(Dataset excerpt)
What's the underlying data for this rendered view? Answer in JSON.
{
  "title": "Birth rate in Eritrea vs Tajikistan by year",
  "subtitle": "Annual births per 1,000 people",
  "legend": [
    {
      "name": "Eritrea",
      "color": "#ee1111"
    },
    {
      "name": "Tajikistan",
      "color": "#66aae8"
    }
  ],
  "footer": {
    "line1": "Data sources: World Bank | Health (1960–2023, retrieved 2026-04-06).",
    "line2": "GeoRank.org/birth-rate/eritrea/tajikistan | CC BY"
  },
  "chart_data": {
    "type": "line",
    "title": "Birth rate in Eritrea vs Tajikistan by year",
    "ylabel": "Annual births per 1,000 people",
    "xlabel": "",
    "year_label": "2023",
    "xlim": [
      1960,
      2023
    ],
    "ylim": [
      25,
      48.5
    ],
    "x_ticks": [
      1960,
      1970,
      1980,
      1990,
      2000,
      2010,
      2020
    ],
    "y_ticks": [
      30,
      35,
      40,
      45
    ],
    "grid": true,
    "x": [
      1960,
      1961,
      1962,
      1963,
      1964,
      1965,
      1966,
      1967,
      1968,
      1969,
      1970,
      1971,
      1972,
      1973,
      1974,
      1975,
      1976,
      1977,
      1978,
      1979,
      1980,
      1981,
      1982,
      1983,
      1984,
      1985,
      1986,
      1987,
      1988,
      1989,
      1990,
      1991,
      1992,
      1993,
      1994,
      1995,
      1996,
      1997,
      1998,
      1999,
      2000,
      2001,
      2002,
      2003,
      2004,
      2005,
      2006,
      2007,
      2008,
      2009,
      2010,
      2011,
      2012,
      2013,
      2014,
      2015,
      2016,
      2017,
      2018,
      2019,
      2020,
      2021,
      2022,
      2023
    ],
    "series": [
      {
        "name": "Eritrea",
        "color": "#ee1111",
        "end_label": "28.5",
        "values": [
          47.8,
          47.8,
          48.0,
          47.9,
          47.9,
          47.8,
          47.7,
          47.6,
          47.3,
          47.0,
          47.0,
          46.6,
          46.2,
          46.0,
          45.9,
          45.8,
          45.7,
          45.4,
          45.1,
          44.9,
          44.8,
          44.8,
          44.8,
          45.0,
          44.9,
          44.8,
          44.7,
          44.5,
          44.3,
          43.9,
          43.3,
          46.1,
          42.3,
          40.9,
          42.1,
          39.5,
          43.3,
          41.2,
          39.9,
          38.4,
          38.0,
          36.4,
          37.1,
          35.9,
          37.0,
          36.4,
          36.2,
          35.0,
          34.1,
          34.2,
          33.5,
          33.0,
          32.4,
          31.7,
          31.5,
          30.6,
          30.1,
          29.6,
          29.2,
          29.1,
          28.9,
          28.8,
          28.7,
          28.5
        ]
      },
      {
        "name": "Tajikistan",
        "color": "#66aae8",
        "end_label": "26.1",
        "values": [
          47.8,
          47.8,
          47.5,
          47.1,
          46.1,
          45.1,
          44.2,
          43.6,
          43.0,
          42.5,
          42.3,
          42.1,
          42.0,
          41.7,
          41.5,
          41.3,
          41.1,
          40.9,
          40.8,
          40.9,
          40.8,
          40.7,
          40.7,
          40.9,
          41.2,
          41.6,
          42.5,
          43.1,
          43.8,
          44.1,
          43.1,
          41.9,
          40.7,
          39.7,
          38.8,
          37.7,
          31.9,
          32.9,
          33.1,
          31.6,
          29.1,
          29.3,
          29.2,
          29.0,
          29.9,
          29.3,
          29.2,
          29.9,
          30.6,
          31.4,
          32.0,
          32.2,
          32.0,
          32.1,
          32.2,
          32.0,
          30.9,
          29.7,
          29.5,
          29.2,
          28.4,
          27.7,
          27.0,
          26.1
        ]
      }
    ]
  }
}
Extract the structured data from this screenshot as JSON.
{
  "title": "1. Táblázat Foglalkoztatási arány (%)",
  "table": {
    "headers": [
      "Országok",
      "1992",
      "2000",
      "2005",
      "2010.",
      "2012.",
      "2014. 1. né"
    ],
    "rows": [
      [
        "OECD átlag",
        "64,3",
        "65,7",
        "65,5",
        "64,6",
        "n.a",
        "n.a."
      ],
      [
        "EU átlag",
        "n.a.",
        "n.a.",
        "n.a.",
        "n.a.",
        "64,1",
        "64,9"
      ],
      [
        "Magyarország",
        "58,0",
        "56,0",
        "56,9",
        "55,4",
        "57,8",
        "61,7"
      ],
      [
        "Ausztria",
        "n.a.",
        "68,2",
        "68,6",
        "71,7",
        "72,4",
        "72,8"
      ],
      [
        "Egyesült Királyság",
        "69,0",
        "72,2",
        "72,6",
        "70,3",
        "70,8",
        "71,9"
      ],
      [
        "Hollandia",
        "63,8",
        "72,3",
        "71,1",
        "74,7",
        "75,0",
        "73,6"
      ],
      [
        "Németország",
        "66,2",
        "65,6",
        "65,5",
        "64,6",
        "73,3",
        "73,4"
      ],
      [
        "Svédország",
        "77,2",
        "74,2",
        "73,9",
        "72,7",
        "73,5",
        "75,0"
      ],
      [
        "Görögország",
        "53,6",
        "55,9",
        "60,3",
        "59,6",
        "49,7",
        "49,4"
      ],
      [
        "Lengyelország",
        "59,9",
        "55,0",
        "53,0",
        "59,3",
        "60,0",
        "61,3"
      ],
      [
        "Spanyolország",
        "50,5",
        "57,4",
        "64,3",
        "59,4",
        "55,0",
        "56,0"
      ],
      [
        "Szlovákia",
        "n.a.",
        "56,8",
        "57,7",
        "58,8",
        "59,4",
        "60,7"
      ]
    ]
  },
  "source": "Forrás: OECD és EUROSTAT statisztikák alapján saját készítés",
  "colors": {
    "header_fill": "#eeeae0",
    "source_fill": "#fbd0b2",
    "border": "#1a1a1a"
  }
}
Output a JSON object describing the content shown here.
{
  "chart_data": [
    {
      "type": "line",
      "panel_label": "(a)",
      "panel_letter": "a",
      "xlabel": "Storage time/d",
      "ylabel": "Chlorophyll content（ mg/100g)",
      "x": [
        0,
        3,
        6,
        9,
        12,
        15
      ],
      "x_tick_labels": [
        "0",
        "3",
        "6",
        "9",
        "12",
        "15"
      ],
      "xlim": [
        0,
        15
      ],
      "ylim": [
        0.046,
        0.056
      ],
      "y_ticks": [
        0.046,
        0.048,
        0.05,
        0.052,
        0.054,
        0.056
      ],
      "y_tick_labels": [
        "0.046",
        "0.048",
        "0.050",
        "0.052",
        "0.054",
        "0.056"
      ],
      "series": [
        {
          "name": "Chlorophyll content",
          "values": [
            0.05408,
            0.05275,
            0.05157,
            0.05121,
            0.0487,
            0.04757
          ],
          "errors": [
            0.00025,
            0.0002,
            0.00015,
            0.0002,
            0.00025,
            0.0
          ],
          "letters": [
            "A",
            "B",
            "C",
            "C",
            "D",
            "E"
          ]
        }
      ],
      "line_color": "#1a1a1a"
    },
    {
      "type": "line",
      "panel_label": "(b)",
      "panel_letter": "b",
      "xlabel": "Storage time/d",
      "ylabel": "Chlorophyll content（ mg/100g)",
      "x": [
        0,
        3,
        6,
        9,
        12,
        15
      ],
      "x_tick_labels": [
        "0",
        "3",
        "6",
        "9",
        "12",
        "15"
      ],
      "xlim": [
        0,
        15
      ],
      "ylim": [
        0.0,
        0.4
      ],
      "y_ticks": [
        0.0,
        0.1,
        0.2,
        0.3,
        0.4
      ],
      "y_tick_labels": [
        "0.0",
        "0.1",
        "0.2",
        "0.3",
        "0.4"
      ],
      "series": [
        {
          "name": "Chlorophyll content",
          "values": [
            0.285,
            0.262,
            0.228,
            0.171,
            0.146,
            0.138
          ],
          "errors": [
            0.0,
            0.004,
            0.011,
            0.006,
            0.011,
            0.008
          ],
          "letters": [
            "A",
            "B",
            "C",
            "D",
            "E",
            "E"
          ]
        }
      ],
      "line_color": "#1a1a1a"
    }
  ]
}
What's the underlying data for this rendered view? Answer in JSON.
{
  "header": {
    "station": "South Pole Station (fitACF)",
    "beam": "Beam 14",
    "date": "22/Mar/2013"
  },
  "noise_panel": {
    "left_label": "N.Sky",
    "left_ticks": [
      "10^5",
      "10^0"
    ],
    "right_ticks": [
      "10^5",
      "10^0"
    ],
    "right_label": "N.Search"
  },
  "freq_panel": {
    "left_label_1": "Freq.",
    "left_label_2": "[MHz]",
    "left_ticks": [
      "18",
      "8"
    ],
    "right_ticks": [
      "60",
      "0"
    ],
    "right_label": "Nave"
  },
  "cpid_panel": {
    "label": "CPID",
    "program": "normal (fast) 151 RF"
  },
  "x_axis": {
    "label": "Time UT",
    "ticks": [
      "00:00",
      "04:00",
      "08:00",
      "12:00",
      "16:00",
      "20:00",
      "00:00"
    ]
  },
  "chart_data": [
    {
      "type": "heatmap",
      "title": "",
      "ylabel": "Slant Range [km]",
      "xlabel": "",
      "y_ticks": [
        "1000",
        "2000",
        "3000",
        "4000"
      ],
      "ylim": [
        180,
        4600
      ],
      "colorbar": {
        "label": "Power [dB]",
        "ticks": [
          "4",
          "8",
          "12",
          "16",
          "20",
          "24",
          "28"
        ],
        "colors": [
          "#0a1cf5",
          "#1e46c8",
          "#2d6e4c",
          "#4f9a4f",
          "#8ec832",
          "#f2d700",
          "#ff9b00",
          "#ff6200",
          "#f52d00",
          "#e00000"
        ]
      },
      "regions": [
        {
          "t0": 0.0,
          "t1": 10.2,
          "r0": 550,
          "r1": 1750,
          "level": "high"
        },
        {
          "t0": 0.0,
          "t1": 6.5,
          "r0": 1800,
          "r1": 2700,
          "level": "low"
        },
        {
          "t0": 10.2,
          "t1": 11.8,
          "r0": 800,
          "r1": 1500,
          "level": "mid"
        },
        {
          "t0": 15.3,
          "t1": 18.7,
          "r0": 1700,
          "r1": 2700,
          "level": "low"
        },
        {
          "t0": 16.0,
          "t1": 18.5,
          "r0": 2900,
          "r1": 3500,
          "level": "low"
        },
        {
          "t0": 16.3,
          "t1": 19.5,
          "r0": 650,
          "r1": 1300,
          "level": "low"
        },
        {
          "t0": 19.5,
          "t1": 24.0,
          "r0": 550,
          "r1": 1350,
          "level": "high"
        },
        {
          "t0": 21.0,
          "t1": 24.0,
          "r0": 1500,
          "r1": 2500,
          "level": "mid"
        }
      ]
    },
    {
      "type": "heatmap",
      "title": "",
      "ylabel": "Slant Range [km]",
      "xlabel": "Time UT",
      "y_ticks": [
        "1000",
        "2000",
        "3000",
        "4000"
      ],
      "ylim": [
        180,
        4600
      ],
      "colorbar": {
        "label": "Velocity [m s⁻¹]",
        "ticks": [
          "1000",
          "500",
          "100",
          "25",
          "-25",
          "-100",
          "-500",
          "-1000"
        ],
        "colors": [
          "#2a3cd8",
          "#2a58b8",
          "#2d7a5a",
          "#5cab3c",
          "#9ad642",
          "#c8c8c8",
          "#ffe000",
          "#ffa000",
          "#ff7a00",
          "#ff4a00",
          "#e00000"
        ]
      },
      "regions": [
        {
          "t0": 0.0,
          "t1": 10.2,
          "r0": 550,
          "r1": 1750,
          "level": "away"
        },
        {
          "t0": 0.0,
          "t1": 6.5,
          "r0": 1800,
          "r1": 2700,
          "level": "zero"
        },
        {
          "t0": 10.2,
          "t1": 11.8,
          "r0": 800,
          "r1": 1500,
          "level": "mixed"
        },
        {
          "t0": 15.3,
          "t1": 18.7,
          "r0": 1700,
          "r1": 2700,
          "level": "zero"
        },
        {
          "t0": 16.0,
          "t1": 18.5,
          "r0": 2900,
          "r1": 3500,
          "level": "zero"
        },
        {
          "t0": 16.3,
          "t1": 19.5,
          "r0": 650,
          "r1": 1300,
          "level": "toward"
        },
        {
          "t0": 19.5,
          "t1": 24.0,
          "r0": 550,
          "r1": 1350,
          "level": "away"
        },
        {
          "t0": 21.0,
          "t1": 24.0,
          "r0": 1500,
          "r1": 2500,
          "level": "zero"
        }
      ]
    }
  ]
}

§ YOUR INSTRUCTIONS
Using the records above, copy each line that contains "Annual".

§ RESPONSE TO THIS EXERCISE
  "subtitle": "Annual births per 1,000 people",
    "ylabel": "Annual births per 1,000 people",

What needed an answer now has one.